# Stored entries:
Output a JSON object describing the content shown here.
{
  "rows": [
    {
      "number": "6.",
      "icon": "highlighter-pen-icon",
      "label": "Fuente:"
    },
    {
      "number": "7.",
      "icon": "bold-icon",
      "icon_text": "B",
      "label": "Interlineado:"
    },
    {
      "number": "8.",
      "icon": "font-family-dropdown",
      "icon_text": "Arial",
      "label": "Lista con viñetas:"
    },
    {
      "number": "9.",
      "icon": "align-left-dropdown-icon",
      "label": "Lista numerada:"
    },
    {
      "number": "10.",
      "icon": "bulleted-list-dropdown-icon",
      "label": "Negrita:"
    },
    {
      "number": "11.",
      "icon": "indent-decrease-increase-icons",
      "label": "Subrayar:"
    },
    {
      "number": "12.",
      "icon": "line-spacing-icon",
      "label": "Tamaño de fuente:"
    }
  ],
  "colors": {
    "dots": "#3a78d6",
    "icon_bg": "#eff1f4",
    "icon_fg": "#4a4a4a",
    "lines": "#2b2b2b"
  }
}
---
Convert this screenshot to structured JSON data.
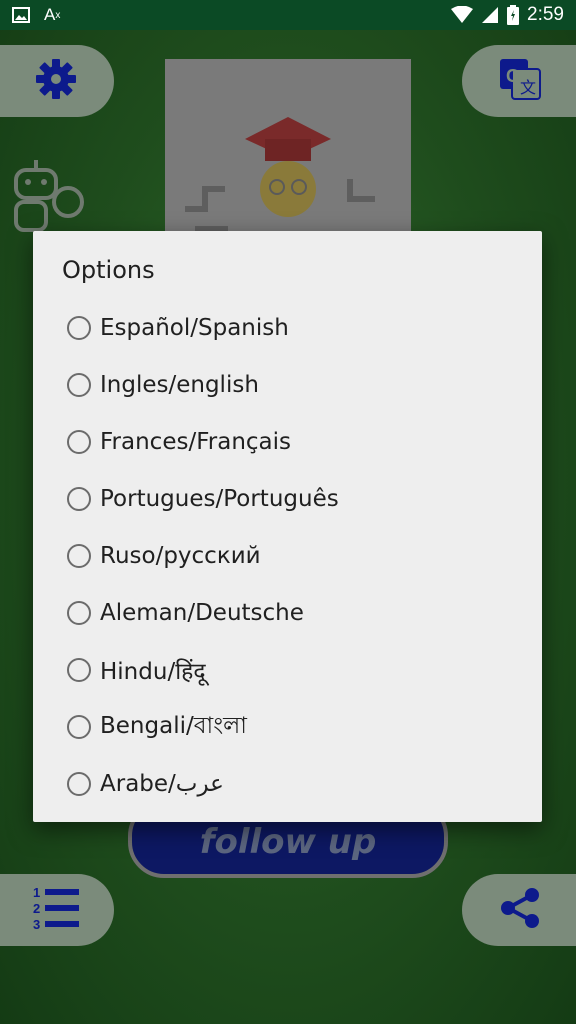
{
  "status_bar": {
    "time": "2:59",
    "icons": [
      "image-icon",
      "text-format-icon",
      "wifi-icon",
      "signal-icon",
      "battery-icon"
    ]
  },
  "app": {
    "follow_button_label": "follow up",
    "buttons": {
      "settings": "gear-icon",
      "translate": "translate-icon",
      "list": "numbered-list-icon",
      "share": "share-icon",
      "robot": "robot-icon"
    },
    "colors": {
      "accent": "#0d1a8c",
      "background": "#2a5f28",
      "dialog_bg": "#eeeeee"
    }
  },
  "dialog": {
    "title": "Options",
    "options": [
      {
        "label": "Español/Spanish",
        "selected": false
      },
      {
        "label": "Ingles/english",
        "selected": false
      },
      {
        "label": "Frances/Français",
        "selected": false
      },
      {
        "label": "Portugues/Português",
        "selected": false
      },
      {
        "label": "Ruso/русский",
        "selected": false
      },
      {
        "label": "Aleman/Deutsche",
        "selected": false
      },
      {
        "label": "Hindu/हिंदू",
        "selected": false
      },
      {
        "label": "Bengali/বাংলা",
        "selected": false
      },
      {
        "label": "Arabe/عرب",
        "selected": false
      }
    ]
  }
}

# GIVEN REQUEST:
Go over the data above and copy every line that has the word "icons" in it.

# WRITTEN RESPONSE:
      "icon": "indent-decrease-increase-icons",
    "icons": [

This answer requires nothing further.